— START Task input —
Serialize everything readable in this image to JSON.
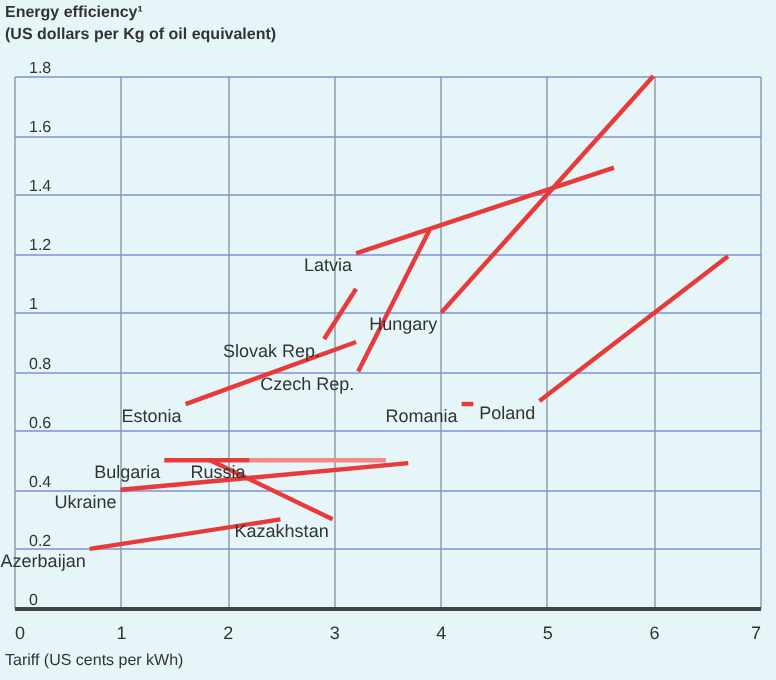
{
  "chart_data": {
    "type": "line",
    "xlabel": "Tariff (US cents per kWh)",
    "ylabel": "Energy efficiency¹\n(US dollars per Kg of oil equivalent)",
    "xlim": [
      0,
      7
    ],
    "xticks": [
      0,
      1,
      2,
      3,
      4,
      5,
      6,
      7
    ],
    "ylim": [
      0,
      1.8
    ],
    "yticks": [
      0,
      0.2,
      0.4,
      0.6,
      0.8,
      1,
      1.2,
      1.4,
      1.6,
      1.8
    ],
    "grid": true,
    "marker": "none",
    "series": [
      {
        "name": "Latvia",
        "color": "#e83a3a",
        "x": [
          3.21,
          5.63
        ],
        "values": [
          1.2,
          1.49
        ]
      },
      {
        "name": "Hungary",
        "color": "#e83a3a",
        "x": [
          4.01,
          6.0
        ],
        "values": [
          1.0,
          1.8
        ]
      },
      {
        "name": "Slovak Rep.",
        "color": "#e83a3a",
        "x": [
          2.91,
          3.21
        ],
        "values": [
          0.91,
          1.08
        ]
      },
      {
        "name": "Czech Rep.",
        "color": "#e83a3a",
        "x": [
          3.23,
          3.9
        ],
        "values": [
          0.8,
          1.28
        ]
      },
      {
        "name": "Estonia",
        "color": "#e83a3a",
        "x": [
          1.61,
          3.21
        ],
        "values": [
          0.69,
          0.9
        ]
      },
      {
        "name": "Romania",
        "color": "#e83a3a",
        "x": [
          4.2,
          4.31
        ],
        "values": [
          0.69,
          0.69
        ]
      },
      {
        "name": "Poland",
        "color": "#e83a3a",
        "x": [
          4.93,
          6.7
        ],
        "values": [
          0.7,
          1.19
        ]
      },
      {
        "name": "Russia",
        "color": "#f28a8a",
        "x": [
          2.21,
          3.49
        ],
        "values": [
          0.5,
          0.5
        ]
      },
      {
        "name": "Bulgaria",
        "color": "#e83a3a",
        "x": [
          1.41,
          2.21
        ],
        "values": [
          0.5,
          0.5
        ]
      },
      {
        "name": "Ukraine",
        "color": "#e83a3a",
        "x": [
          1.0,
          3.7
        ],
        "values": [
          0.4,
          0.49
        ]
      },
      {
        "name": "Kazakhstan",
        "color": "#e83a3a",
        "x": [
          2.99,
          1.84
        ],
        "values": [
          0.3,
          0.5
        ]
      },
      {
        "name": "Azerbaijan",
        "color": "#e83a3a",
        "x": [
          0.71,
          2.5
        ],
        "values": [
          0.2,
          0.3
        ]
      }
    ]
  }
}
— END Task input —
## Exercise aim
Report the number of lines holding the string "name", without any other words.

## The result
12